Requirements: Provide the records once more, identical to the original.

[Items listed in a dataset]
START

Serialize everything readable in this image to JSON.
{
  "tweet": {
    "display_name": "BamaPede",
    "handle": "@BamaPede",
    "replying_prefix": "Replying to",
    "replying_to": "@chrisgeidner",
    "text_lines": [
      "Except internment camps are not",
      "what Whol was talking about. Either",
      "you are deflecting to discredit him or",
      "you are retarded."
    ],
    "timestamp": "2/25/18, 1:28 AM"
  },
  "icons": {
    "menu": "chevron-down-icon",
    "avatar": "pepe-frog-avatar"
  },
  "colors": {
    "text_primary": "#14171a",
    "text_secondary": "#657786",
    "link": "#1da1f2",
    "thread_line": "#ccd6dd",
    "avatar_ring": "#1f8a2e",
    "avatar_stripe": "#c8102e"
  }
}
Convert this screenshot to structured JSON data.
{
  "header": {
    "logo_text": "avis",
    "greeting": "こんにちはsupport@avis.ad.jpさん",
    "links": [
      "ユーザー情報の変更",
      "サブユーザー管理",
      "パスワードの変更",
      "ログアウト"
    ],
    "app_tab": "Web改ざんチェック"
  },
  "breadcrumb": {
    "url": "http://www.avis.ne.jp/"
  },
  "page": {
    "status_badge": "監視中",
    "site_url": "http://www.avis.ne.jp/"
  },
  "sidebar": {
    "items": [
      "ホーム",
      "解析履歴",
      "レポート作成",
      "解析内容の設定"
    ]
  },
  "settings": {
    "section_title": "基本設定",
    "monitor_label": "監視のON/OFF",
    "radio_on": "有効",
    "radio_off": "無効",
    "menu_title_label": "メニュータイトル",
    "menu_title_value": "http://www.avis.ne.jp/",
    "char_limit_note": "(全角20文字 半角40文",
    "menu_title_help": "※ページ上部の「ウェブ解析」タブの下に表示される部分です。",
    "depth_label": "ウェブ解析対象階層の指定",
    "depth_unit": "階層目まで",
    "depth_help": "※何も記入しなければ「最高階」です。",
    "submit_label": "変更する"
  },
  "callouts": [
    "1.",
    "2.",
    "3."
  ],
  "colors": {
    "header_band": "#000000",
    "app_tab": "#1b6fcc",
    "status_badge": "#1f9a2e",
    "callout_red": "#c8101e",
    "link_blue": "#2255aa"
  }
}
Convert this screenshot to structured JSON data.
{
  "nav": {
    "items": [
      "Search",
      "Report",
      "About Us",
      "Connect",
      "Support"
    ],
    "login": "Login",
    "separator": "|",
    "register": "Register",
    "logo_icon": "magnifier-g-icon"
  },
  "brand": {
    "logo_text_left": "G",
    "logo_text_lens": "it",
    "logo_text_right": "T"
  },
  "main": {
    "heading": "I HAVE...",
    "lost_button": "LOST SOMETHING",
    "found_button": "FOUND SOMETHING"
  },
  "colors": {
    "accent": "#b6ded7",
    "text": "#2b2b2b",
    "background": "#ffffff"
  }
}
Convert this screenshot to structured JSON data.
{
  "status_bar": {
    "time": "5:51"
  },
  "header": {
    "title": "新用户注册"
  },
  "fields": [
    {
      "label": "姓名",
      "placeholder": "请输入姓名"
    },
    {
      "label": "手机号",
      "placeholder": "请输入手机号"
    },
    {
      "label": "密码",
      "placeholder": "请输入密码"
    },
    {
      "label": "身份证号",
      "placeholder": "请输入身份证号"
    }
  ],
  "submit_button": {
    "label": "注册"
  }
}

END

Response to this exercise:
Serialize everything readable in this image to JSON.
{
  "tweet": {
    "display_name": "BamaPede",
    "handle": "@BamaPede",
    "replying_prefix": "Replying to",
    "replying_to": "@chrisgeidner",
    "text_lines": [
      "Except internment camps are not",
      "what Whol was talking about. Either",
      "you are deflecting to discredit him or",
      "you are retarded."
    ],
    "timestamp": "2/25/18, 1:28 AM"
  },
  "icons": {
    "menu": "chevron-down-icon",
    "avatar": "pepe-frog-avatar"
  },
  "colors": {
    "text_primary": "#14171a",
    "text_secondary": "#657786",
    "link": "#1da1f2",
    "thread_line": "#ccd6dd",
    "avatar_ring": "#1f8a2e",
    "avatar_stripe": "#c8102e"
  }
}
Convert this screenshot to structured JSON data.
{
  "header": {
    "logo_text": "avis",
    "greeting": "こんにちはsupport@avis.ad.jpさん",
    "links": [
      "ユーザー情報の変更",
      "サブユーザー管理",
      "パスワードの変更",
      "ログアウト"
    ],
    "app_tab": "Web改ざんチェック"
  },
  "breadcrumb": {
    "url": "http://www.avis.ne.jp/"
  },
  "page": {
    "status_badge": "監視中",
    "site_url": "http://www.avis.ne.jp/"
  },
  "sidebar": {
    "items": [
      "ホーム",
      "解析履歴",
      "レポート作成",
      "解析内容の設定"
    ]
  },
  "settings": {
    "section_title": "基本設定",
    "monitor_label": "監視のON/OFF",
    "radio_on": "有効",
    "radio_off": "無効",
    "menu_title_label": "メニュータイトル",
    "menu_title_value": "http://www.avis.ne.jp/",
    "char_limit_note": "(全角20文字 半角40文",
    "menu_title_help": "※ページ上部の「ウェブ解析」タブの下に表示される部分です。",
    "depth_label": "ウェブ解析対象階層の指定",
    "depth_unit": "階層目まで",
    "depth_help": "※何も記入しなければ「最高階」です。",
    "submit_label": "変更する"
  },
  "callouts": [
    "1.",
    "2.",
    "3."
  ],
  "colors": {
    "header_band": "#000000",
    "app_tab": "#1b6fcc",
    "status_badge": "#1f9a2e",
    "callout_red": "#c8101e",
    "link_blue": "#2255aa"
  }
}
Convert this screenshot to structured JSON data.
{
  "nav": {
    "items": [
      "Search",
      "Report",
      "About Us",
      "Connect",
      "Support"
    ],
    "login": "Login",
    "separator": "|",
    "register": "Register",
    "logo_icon": "magnifier-g-icon"
  },
  "brand": {
    "logo_text_left": "G",
    "logo_text_lens": "it",
    "logo_text_right": "T"
  },
  "main": {
    "heading": "I HAVE...",
    "lost_button": "LOST SOMETHING",
    "found_button": "FOUND SOMETHING"
  },
  "colors": {
    "accent": "#b6ded7",
    "text": "#2b2b2b",
    "background": "#ffffff"
  }
}
Convert this screenshot to structured JSON data.
{
  "status_bar": {
    "time": "5:51"
  },
  "header": {
    "title": "新用户注册"
  },
  "fields": [
    {
      "label": "姓名",
      "placeholder": "请输入姓名"
    },
    {
      "label": "手机号",
      "placeholder": "请输入手机号"
    },
    {
      "label": "密码",
      "placeholder": "请输入密码"
    },
    {
      "label": "身份证号",
      "placeholder": "请输入身份证号"
    }
  ],
  "submit_button": {
    "label": "注册"
  }
}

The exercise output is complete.